But - on top of this, and more profoundly - there is the line of reasoning best argued by Owen Barfield (eg Saving the Appearances or Worlds Apart), from which perspective there is at least a plausible and coherent set of assumptions and evidences that human nature in its deepest sense has changed, through several pahses, across history - and that this change has been actively 'driven' by what could be termed 'divine plan' - and not merely passivley in response to the accidents of history.

The Social Pathologist said...

@Bruce

Thanks for your comments.

I'm not sure about Human nature changing. Reading history, you tend to see the same follies and idiocies being repeated over and over again. I'm not saying it can't be tweaked in certain circumstances it's just that fundamentally human nature taken "as an aggregate" has remained remarkably consistent. People still love their kids, desire beauty and are envious of the rich, etc.

One of the problems with asserting that human nature is changeable is the implication that human nature can be changed with appropriate conditioning and social engineering and here we definitely open the door to the Modernists.

MK said...

...it focused more on the experiential aspect of religion rather than its rational validity.

I would say there is no difference; true religion lived or not real at all. Jesus hammers this point over and over. And amusingly those who actually "live" a faith-filled life tend to have no trouble with doctrine within the limits of their own IQ. It's why most wealthy "Christians" are too full of acedia even breed, while impoverished Africa pagans are exploding in life. Faith without works is indeed DEA.

MK said...

So I have decide to tackle Charles Taylor's, A Secular Age, again. I tried it before but it really didn't inspire.

I had the exact experience you had. I couldn't even get half way, yet everyone seems gaga over it. Let us know if you find it improved on a second reading.

John Rockwell said...

Are you still around?

The Social Pathologist said...

@John Rockwell

Yep.

John Rockwell said...

@The Social Pathologist

That's a relief.

Anonymous said...

I do not think the state is an effective replacement for Christian charity. However it is effective at extracting funds from taxpayers. And state welfare is not going away soon, so it is reasonable to consider it as part of the context in which the Church ministers.

- **GIVEN ENTRIES**
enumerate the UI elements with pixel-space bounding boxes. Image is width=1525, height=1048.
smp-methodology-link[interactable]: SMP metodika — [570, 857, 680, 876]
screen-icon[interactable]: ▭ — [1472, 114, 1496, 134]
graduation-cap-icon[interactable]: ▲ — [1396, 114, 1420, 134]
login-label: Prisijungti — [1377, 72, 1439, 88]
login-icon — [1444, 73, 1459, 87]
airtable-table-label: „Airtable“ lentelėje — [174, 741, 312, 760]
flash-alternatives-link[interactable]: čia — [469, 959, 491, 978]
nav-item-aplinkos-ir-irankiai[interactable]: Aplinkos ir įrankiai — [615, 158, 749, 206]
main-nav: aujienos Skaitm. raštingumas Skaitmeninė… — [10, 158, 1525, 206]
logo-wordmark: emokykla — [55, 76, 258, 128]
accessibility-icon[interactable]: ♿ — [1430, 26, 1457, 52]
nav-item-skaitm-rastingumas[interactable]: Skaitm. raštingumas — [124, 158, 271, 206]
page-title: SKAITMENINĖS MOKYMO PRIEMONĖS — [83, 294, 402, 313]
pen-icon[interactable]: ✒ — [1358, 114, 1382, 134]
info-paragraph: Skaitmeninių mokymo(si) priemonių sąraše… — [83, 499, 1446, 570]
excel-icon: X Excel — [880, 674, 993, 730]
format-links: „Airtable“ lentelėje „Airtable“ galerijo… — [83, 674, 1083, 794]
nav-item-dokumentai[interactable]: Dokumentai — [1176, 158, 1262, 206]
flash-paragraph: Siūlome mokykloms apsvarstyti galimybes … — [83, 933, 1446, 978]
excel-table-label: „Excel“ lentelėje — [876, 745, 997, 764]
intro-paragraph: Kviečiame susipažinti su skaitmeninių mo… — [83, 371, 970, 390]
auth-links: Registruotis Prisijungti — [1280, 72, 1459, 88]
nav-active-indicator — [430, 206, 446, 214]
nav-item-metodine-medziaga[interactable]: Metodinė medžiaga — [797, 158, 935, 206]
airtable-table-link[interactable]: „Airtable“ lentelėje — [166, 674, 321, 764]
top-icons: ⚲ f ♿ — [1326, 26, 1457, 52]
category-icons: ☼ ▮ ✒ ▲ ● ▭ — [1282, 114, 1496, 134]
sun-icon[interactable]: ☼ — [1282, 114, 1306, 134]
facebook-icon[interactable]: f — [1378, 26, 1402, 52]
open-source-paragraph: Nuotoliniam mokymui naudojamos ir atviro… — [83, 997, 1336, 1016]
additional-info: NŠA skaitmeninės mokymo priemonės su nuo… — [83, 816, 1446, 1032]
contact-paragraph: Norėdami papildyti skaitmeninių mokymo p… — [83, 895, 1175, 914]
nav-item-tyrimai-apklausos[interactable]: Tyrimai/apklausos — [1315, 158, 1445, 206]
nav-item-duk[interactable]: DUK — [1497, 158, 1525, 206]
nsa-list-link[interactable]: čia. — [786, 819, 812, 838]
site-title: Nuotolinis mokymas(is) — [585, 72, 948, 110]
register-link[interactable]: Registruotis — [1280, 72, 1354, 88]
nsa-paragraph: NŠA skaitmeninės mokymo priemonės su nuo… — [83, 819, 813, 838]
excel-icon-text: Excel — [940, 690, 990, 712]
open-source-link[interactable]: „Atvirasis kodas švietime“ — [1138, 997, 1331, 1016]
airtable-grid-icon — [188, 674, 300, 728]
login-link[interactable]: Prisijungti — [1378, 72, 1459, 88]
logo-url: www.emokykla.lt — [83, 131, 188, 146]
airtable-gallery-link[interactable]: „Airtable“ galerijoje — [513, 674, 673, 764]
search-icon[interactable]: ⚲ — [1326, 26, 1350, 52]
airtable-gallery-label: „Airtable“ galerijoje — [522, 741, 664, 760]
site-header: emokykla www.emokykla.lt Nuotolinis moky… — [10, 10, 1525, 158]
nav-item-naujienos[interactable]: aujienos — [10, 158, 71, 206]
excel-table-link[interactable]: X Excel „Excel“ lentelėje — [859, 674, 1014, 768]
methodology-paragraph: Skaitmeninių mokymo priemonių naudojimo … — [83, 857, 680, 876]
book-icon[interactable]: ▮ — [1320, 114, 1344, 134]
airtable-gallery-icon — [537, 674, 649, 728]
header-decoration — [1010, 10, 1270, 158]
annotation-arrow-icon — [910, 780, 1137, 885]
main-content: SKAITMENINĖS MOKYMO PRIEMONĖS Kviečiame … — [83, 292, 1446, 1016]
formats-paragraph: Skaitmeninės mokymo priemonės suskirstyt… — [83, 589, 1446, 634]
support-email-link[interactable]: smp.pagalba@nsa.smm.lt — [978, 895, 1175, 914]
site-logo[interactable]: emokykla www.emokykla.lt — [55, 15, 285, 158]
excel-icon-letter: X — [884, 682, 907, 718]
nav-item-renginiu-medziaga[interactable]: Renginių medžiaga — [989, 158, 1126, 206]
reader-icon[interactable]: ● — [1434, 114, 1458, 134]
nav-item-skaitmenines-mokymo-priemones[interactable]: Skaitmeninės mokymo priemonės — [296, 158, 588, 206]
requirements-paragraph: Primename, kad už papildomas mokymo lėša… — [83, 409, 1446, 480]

- **REQUIRED WORK**
Transcribe the comment thread word for word, starting with "I would say" and going on through "is indeed DEA.".

- **ANSWER TO THIS EXERCISE**
I would say there is no difference; true religion lived or not real at all. Jesus hammers this point over and over. And amusingly those who actually "live" a faith-filled life tend to have no trouble with doctrine within the limits of their own IQ. It's why most wealthy "Christians" are too full of acedia even breed, while impoverished Africa pagans are exploding in life. Faith without works is indeed DEA.